### Directive
The records should be repeated word for word, pictures excluded.

[Start Material for this exercise]

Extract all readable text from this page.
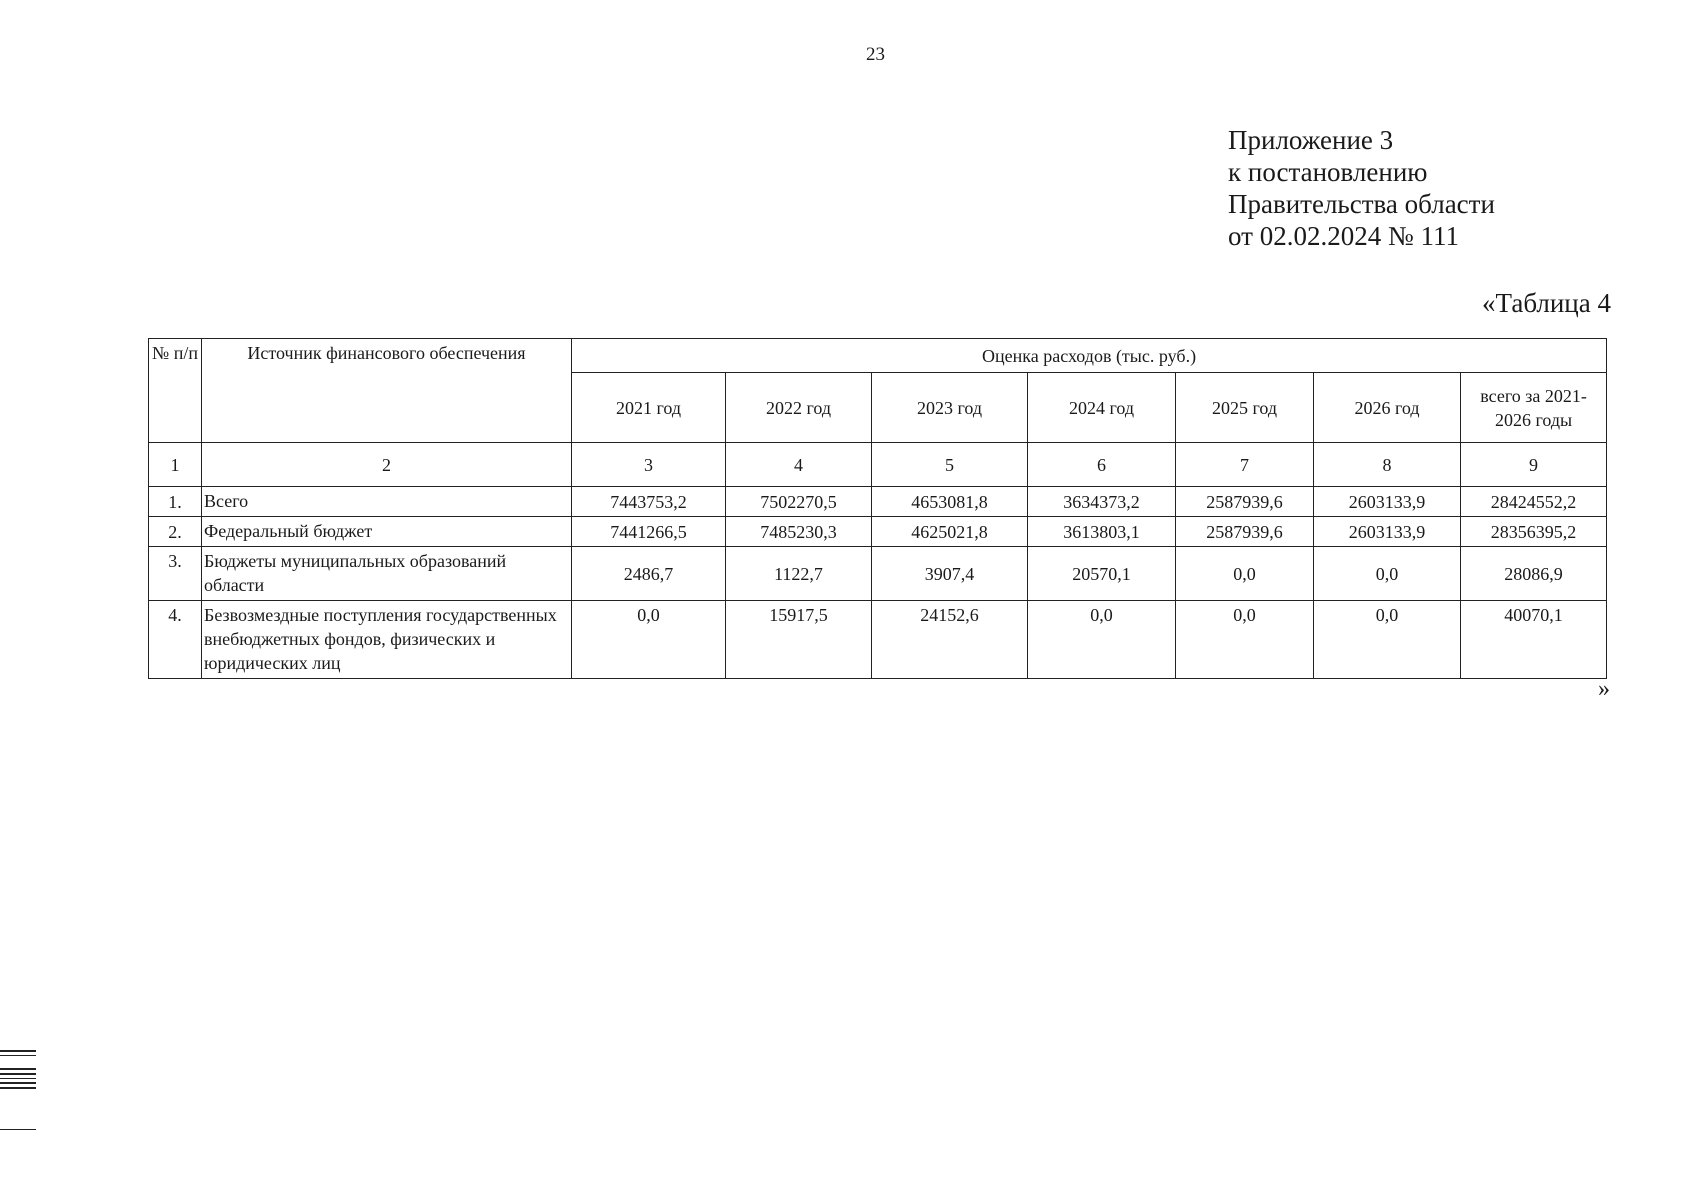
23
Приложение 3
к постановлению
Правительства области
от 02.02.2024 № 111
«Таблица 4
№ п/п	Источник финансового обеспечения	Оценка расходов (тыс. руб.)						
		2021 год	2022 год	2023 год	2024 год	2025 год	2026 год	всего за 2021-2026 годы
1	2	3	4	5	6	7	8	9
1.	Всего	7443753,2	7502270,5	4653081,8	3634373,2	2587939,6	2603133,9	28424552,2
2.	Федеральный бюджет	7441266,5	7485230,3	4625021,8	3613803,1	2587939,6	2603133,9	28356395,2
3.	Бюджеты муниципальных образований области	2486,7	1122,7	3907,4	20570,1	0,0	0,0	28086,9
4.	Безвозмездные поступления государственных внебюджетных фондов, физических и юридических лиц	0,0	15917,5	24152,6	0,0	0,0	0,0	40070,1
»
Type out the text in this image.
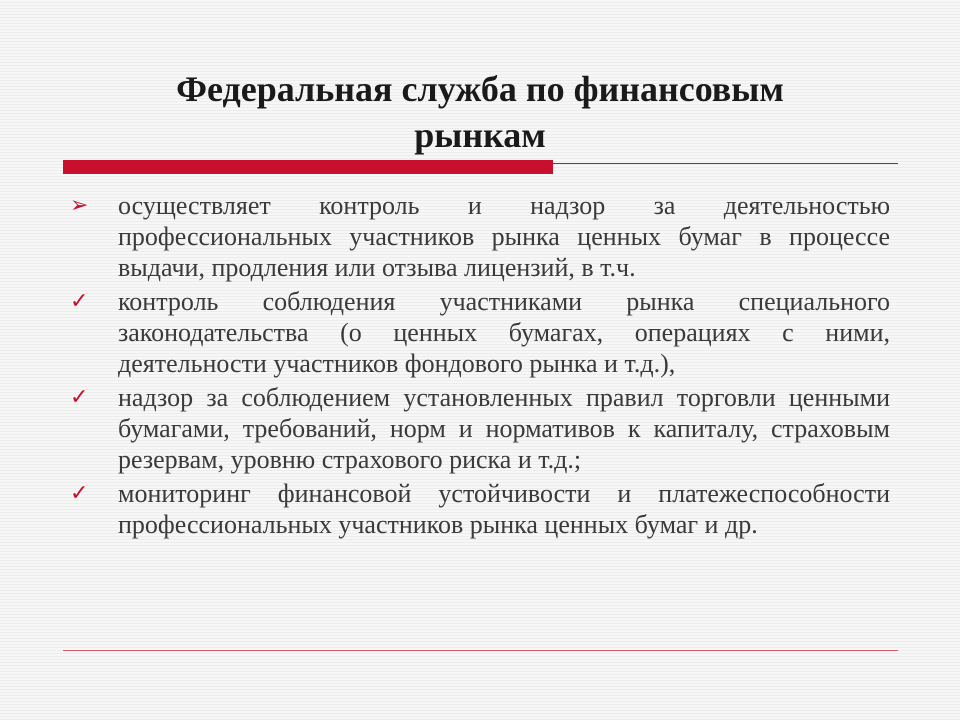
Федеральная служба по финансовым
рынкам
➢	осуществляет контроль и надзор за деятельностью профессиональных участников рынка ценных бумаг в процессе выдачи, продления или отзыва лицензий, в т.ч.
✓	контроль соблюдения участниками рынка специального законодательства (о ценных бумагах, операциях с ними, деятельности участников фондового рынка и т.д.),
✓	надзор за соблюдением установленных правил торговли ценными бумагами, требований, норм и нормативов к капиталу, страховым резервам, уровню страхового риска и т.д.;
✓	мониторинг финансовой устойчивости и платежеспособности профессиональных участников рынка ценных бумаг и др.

[End Material for this exercise]

### Task result
Extract all readable text from this page.
23
Приложение 3
к постановлению
Правительства области
от 02.02.2024 № 111
«Таблица 4
№ п/п	Источник финансового обеспечения	Оценка расходов (тыс. руб.)						
		2021 год	2022 год	2023 год	2024 год	2025 год	2026 год	всего за 2021-2026 годы
1	2	3	4	5	6	7	8	9
1.	Всего	7443753,2	7502270,5	4653081,8	3634373,2	2587939,6	2603133,9	28424552,2
2.	Федеральный бюджет	7441266,5	7485230,3	4625021,8	3613803,1	2587939,6	2603133,9	28356395,2
3.	Бюджеты муниципальных образований области	2486,7	1122,7	3907,4	20570,1	0,0	0,0	28086,9
4.	Безвозмездные поступления государственных внебюджетных фондов, физических и юридических лиц	0,0	15917,5	24152,6	0,0	0,0	0,0	40070,1
»
Type out the text in this image.
Федеральная служба по финансовым
рынкам
➢	осуществляет контроль и надзор за деятельностью профессиональных участников рынка ценных бумаг в процессе выдачи, продления или отзыва лицензий, в т.ч.
✓	контроль соблюдения участниками рынка специального законодательства (о ценных бумагах, операциях с ними, деятельности участников фондового рынка и т.д.),
✓	надзор за соблюдением установленных правил торговли ценными бумагами, требований, норм и нормативов к капиталу, страховым резервам, уровню страхового риска и т.д.;
✓	мониторинг финансовой устойчивости и платежеспособности профессиональных участников рынка ценных бумаг и др.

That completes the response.